Challenge → Your task is to output all the records below, word for word.

---------- Records for processing ----------

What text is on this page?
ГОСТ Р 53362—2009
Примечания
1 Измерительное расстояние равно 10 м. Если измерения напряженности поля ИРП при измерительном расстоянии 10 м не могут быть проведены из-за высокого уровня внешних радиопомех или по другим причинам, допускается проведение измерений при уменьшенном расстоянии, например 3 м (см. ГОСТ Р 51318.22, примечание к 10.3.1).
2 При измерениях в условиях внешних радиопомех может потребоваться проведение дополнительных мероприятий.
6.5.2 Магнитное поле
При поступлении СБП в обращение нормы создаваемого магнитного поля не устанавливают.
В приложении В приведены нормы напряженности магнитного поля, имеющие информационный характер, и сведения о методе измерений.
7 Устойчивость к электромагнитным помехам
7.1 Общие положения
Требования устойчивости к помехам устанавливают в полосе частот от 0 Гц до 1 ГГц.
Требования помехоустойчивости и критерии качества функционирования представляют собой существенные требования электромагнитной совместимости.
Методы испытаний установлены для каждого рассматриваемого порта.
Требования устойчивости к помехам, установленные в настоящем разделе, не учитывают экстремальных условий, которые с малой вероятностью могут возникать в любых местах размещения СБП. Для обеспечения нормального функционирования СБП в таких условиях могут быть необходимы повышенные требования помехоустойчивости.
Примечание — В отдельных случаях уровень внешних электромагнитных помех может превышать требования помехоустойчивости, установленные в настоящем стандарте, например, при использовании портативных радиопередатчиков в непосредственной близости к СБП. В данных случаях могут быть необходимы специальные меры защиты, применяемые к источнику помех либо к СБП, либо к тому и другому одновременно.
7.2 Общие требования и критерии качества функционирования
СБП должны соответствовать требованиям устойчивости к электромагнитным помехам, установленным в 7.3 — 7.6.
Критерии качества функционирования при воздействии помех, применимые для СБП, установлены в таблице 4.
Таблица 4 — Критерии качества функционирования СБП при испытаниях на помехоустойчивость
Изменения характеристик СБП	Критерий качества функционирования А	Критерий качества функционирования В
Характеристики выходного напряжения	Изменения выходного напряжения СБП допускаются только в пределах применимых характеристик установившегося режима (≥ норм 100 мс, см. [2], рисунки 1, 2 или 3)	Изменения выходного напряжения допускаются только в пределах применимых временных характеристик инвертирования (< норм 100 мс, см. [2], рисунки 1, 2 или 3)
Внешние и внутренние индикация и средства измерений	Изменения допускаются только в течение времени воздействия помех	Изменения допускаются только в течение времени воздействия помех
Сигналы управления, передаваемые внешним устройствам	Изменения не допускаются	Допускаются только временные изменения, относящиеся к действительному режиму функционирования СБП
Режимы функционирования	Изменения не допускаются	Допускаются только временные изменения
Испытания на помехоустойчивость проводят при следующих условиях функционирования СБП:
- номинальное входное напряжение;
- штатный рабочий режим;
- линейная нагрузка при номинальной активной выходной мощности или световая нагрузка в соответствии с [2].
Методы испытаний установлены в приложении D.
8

----------

Written response →
What text is on this page?
ГОСТ Р 53362—2009
Примечания
1 Измерительное расстояние равно 10 м. Если измерения напряженности поля ИРП при измерительном расстоянии 10 м не могут быть проведены из-за высокого уровня внешних радиопомех или по другим причинам, допускается проведение измерений при уменьшенном расстоянии, например 3 м (см. ГОСТ Р 51318.22, примечание к 10.3.1).
2 При измерениях в условиях внешних радиопомех может потребоваться проведение дополнительных мероприятий.
6.5.2 Магнитное поле
При поступлении СБП в обращение нормы создаваемого магнитного поля не устанавливают.
В приложении В приведены нормы напряженности магнитного поля, имеющие информационный характер, и сведения о методе измерений.
7 Устойчивость к электромагнитным помехам
7.1 Общие положения
Требования устойчивости к помехам устанавливают в полосе частот от 0 Гц до 1 ГГц.
Требования помехоустойчивости и критерии качества функционирования представляют собой существенные требования электромагнитной совместимости.
Методы испытаний установлены для каждого рассматриваемого порта.
Требования устойчивости к помехам, установленные в настоящем разделе, не учитывают экстремальных условий, которые с малой вероятностью могут возникать в любых местах размещения СБП. Для обеспечения нормального функционирования СБП в таких условиях могут быть необходимы повышенные требования помехоустойчивости.
Примечание — В отдельных случаях уровень внешних электромагнитных помех может превышать требования помехоустойчивости, установленные в настоящем стандарте, например, при использовании портативных радиопередатчиков в непосредственной близости к СБП. В данных случаях могут быть необходимы специальные меры защиты, применяемые к источнику помех либо к СБП, либо к тому и другому одновременно.
7.2 Общие требования и критерии качества функционирования
СБП должны соответствовать требованиям устойчивости к электромагнитным помехам, установленным в 7.3 — 7.6.
Критерии качества функционирования при воздействии помех, применимые для СБП, установлены в таблице 4.
Таблица 4 — Критерии качества функционирования СБП при испытаниях на помехоустойчивость
Изменения характеристик СБП	Критерий качества функционирования А	Критерий качества функционирования В
Характеристики выходного напряжения	Изменения выходного напряжения СБП допускаются только в пределах применимых характеристик установившегося режима (≥ норм 100 мс, см. [2], рисунки 1, 2 или 3)	Изменения выходного напряжения допускаются только в пределах применимых временных характеристик инвертирования (< норм 100 мс, см. [2], рисунки 1, 2 или 3)
Внешние и внутренние индикация и средства измерений	Изменения допускаются только в течение времени воздействия помех	Изменения допускаются только в течение времени воздействия помех
Сигналы управления, передаваемые внешним устройствам	Изменения не допускаются	Допускаются только временные изменения, относящиеся к действительному режиму функционирования СБП
Режимы функционирования	Изменения не допускаются	Допускаются только временные изменения
Испытания на помехоустойчивость проводят при следующих условиях функционирования СБП:
- номинальное входное напряжение;
- штатный рабочий режим;
- линейная нагрузка при номинальной активной выходной мощности или световая нагрузка в соответствии с [2].
Методы испытаний установлены в приложении D.
8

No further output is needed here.